Goal: Quote the whole listing exactly. Leave the pictures out of your copy.

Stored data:
****************

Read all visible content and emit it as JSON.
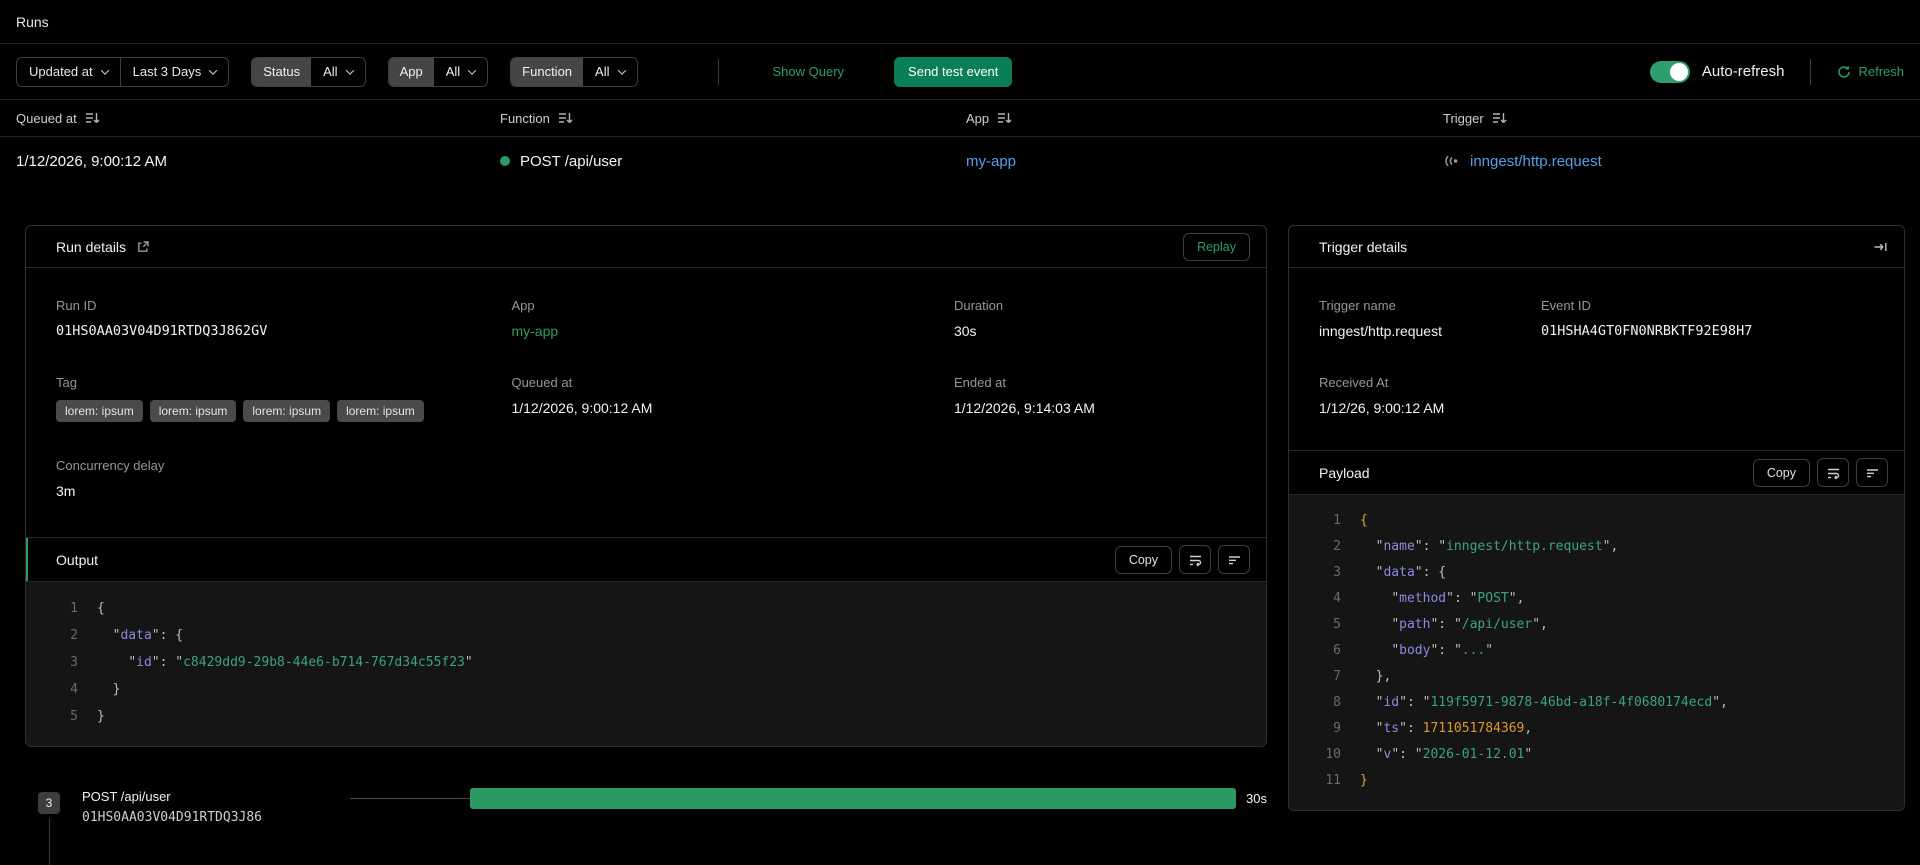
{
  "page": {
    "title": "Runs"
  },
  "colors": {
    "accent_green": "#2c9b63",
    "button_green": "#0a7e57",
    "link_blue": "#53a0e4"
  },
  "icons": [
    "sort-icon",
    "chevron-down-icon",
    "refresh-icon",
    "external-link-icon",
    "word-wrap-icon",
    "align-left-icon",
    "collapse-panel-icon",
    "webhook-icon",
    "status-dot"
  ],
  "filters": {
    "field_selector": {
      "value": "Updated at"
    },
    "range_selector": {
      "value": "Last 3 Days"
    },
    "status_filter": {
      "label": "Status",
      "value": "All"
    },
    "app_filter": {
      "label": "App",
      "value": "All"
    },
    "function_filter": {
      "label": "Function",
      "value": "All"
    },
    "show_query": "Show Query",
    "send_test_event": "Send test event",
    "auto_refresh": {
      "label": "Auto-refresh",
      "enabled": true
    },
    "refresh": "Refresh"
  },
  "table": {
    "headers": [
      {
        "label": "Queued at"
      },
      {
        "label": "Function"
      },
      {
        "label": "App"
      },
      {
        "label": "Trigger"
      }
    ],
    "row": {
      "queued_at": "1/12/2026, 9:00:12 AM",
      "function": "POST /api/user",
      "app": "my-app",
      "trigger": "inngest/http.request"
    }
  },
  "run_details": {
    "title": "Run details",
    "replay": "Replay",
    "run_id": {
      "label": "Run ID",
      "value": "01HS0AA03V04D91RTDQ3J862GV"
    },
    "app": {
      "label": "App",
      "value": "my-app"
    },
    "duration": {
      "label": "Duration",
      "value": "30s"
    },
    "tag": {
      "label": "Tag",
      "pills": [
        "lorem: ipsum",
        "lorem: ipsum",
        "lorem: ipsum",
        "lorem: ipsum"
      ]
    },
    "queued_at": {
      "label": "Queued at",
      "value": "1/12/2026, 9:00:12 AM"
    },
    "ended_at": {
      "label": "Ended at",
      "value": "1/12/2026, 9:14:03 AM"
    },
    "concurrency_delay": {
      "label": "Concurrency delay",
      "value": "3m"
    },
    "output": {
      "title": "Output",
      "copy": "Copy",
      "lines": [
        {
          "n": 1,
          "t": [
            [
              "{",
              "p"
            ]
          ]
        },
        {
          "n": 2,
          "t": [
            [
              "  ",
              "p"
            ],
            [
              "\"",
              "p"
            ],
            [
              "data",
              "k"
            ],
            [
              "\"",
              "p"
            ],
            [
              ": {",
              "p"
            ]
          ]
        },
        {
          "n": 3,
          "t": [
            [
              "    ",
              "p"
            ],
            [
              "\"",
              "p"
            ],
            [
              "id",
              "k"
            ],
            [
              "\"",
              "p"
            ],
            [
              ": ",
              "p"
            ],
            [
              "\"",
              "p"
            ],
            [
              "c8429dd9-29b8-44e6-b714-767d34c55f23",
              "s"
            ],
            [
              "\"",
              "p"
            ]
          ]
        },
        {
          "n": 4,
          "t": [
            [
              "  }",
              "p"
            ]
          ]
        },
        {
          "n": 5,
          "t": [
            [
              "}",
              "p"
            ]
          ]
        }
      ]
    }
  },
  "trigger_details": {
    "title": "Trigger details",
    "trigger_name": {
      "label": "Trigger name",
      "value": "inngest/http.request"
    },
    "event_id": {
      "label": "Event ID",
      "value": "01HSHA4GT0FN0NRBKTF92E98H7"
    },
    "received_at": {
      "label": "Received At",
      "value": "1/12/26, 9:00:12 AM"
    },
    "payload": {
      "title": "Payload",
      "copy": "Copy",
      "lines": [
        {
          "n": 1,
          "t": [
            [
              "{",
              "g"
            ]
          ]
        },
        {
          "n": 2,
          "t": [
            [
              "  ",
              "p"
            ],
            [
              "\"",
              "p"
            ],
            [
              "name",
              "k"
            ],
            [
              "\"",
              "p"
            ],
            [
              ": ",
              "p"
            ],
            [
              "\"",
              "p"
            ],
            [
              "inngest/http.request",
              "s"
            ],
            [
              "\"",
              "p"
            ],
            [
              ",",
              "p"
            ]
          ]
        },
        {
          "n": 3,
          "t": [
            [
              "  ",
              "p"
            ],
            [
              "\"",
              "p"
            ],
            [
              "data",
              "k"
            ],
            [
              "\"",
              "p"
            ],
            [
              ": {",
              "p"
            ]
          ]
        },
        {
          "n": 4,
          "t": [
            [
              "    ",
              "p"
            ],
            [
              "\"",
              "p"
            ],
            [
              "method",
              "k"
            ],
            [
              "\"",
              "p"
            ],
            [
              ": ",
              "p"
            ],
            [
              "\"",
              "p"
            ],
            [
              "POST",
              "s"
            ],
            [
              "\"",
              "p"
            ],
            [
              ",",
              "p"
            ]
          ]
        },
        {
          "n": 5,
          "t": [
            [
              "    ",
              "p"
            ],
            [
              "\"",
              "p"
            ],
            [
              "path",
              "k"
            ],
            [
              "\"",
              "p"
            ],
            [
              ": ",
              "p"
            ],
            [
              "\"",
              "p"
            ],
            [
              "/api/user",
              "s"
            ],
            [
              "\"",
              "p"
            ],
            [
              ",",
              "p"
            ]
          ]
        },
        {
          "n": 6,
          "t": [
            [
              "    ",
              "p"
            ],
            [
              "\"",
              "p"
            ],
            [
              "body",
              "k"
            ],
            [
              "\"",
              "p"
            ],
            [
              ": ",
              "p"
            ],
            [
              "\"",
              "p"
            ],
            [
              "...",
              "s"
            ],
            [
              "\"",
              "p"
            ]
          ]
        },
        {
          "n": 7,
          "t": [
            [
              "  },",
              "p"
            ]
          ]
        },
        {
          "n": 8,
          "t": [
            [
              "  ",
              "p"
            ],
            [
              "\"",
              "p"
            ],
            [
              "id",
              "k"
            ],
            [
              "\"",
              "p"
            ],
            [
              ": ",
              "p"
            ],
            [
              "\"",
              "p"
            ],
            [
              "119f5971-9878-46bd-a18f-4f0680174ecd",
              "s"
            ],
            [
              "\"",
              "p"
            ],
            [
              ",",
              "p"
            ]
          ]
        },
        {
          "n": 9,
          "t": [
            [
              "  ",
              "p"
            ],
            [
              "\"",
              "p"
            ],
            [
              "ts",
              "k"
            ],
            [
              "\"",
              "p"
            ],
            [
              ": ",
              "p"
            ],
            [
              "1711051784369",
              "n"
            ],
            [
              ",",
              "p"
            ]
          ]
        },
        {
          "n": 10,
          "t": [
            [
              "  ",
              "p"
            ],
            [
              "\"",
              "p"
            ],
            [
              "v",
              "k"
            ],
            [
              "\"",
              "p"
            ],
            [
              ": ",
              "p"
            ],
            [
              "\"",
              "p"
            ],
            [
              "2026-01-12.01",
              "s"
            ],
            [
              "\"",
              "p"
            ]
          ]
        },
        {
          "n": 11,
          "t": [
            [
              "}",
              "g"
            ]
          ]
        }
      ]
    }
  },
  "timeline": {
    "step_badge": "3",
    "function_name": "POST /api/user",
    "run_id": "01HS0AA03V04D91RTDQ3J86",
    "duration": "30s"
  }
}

****************

Written solution:
Read all visible content and emit it as JSON.
{
  "page": {
    "title": "Runs"
  },
  "colors": {
    "accent_green": "#2c9b63",
    "button_green": "#0a7e57",
    "link_blue": "#53a0e4"
  },
  "icons": [
    "sort-icon",
    "chevron-down-icon",
    "refresh-icon",
    "external-link-icon",
    "word-wrap-icon",
    "align-left-icon",
    "collapse-panel-icon",
    "webhook-icon",
    "status-dot"
  ],
  "filters": {
    "field_selector": {
      "value": "Updated at"
    },
    "range_selector": {
      "value": "Last 3 Days"
    },
    "status_filter": {
      "label": "Status",
      "value": "All"
    },
    "app_filter": {
      "label": "App",
      "value": "All"
    },
    "function_filter": {
      "label": "Function",
      "value": "All"
    },
    "show_query": "Show Query",
    "send_test_event": "Send test event",
    "auto_refresh": {
      "label": "Auto-refresh",
      "enabled": true
    },
    "refresh": "Refresh"
  },
  "table": {
    "headers": [
      {
        "label": "Queued at"
      },
      {
        "label": "Function"
      },
      {
        "label": "App"
      },
      {
        "label": "Trigger"
      }
    ],
    "row": {
      "queued_at": "1/12/2026, 9:00:12 AM",
      "function": "POST /api/user",
      "app": "my-app",
      "trigger": "inngest/http.request"
    }
  },
  "run_details": {
    "title": "Run details",
    "replay": "Replay",
    "run_id": {
      "label": "Run ID",
      "value": "01HS0AA03V04D91RTDQ3J862GV"
    },
    "app": {
      "label": "App",
      "value": "my-app"
    },
    "duration": {
      "label": "Duration",
      "value": "30s"
    },
    "tag": {
      "label": "Tag",
      "pills": [
        "lorem: ipsum",
        "lorem: ipsum",
        "lorem: ipsum",
        "lorem: ipsum"
      ]
    },
    "queued_at": {
      "label": "Queued at",
      "value": "1/12/2026, 9:00:12 AM"
    },
    "ended_at": {
      "label": "Ended at",
      "value": "1/12/2026, 9:14:03 AM"
    },
    "concurrency_delay": {
      "label": "Concurrency delay",
      "value": "3m"
    },
    "output": {
      "title": "Output",
      "copy": "Copy",
      "lines": [
        {
          "n": 1,
          "t": [
            [
              "{",
              "p"
            ]
          ]
        },
        {
          "n": 2,
          "t": [
            [
              "  ",
              "p"
            ],
            [
              "\"",
              "p"
            ],
            [
              "data",
              "k"
            ],
            [
              "\"",
              "p"
            ],
            [
              ": {",
              "p"
            ]
          ]
        },
        {
          "n": 3,
          "t": [
            [
              "    ",
              "p"
            ],
            [
              "\"",
              "p"
            ],
            [
              "id",
              "k"
            ],
            [
              "\"",
              "p"
            ],
            [
              ": ",
              "p"
            ],
            [
              "\"",
              "p"
            ],
            [
              "c8429dd9-29b8-44e6-b714-767d34c55f23",
              "s"
            ],
            [
              "\"",
              "p"
            ]
          ]
        },
        {
          "n": 4,
          "t": [
            [
              "  }",
              "p"
            ]
          ]
        },
        {
          "n": 5,
          "t": [
            [
              "}",
              "p"
            ]
          ]
        }
      ]
    }
  },
  "trigger_details": {
    "title": "Trigger details",
    "trigger_name": {
      "label": "Trigger name",
      "value": "inngest/http.request"
    },
    "event_id": {
      "label": "Event ID",
      "value": "01HSHA4GT0FN0NRBKTF92E98H7"
    },
    "received_at": {
      "label": "Received At",
      "value": "1/12/26, 9:00:12 AM"
    },
    "payload": {
      "title": "Payload",
      "copy": "Copy",
      "lines": [
        {
          "n": 1,
          "t": [
            [
              "{",
              "g"
            ]
          ]
        },
        {
          "n": 2,
          "t": [
            [
              "  ",
              "p"
            ],
            [
              "\"",
              "p"
            ],
            [
              "name",
              "k"
            ],
            [
              "\"",
              "p"
            ],
            [
              ": ",
              "p"
            ],
            [
              "\"",
              "p"
            ],
            [
              "inngest/http.request",
              "s"
            ],
            [
              "\"",
              "p"
            ],
            [
              ",",
              "p"
            ]
          ]
        },
        {
          "n": 3,
          "t": [
            [
              "  ",
              "p"
            ],
            [
              "\"",
              "p"
            ],
            [
              "data",
              "k"
            ],
            [
              "\"",
              "p"
            ],
            [
              ": {",
              "p"
            ]
          ]
        },
        {
          "n": 4,
          "t": [
            [
              "    ",
              "p"
            ],
            [
              "\"",
              "p"
            ],
            [
              "method",
              "k"
            ],
            [
              "\"",
              "p"
            ],
            [
              ": ",
              "p"
            ],
            [
              "\"",
              "p"
            ],
            [
              "POST",
              "s"
            ],
            [
              "\"",
              "p"
            ],
            [
              ",",
              "p"
            ]
          ]
        },
        {
          "n": 5,
          "t": [
            [
              "    ",
              "p"
            ],
            [
              "\"",
              "p"
            ],
            [
              "path",
              "k"
            ],
            [
              "\"",
              "p"
            ],
            [
              ": ",
              "p"
            ],
            [
              "\"",
              "p"
            ],
            [
              "/api/user",
              "s"
            ],
            [
              "\"",
              "p"
            ],
            [
              ",",
              "p"
            ]
          ]
        },
        {
          "n": 6,
          "t": [
            [
              "    ",
              "p"
            ],
            [
              "\"",
              "p"
            ],
            [
              "body",
              "k"
            ],
            [
              "\"",
              "p"
            ],
            [
              ": ",
              "p"
            ],
            [
              "\"",
              "p"
            ],
            [
              "...",
              "s"
            ],
            [
              "\"",
              "p"
            ]
          ]
        },
        {
          "n": 7,
          "t": [
            [
              "  },",
              "p"
            ]
          ]
        },
        {
          "n": 8,
          "t": [
            [
              "  ",
              "p"
            ],
            [
              "\"",
              "p"
            ],
            [
              "id",
              "k"
            ],
            [
              "\"",
              "p"
            ],
            [
              ": ",
              "p"
            ],
            [
              "\"",
              "p"
            ],
            [
              "119f5971-9878-46bd-a18f-4f0680174ecd",
              "s"
            ],
            [
              "\"",
              "p"
            ],
            [
              ",",
              "p"
            ]
          ]
        },
        {
          "n": 9,
          "t": [
            [
              "  ",
              "p"
            ],
            [
              "\"",
              "p"
            ],
            [
              "ts",
              "k"
            ],
            [
              "\"",
              "p"
            ],
            [
              ": ",
              "p"
            ],
            [
              "1711051784369",
              "n"
            ],
            [
              ",",
              "p"
            ]
          ]
        },
        {
          "n": 10,
          "t": [
            [
              "  ",
              "p"
            ],
            [
              "\"",
              "p"
            ],
            [
              "v",
              "k"
            ],
            [
              "\"",
              "p"
            ],
            [
              ": ",
              "p"
            ],
            [
              "\"",
              "p"
            ],
            [
              "2026-01-12.01",
              "s"
            ],
            [
              "\"",
              "p"
            ]
          ]
        },
        {
          "n": 11,
          "t": [
            [
              "}",
              "g"
            ]
          ]
        }
      ]
    }
  },
  "timeline": {
    "step_badge": "3",
    "function_name": "POST /api/user",
    "run_id": "01HS0AA03V04D91RTDQ3J86",
    "duration": "30s"
  }
}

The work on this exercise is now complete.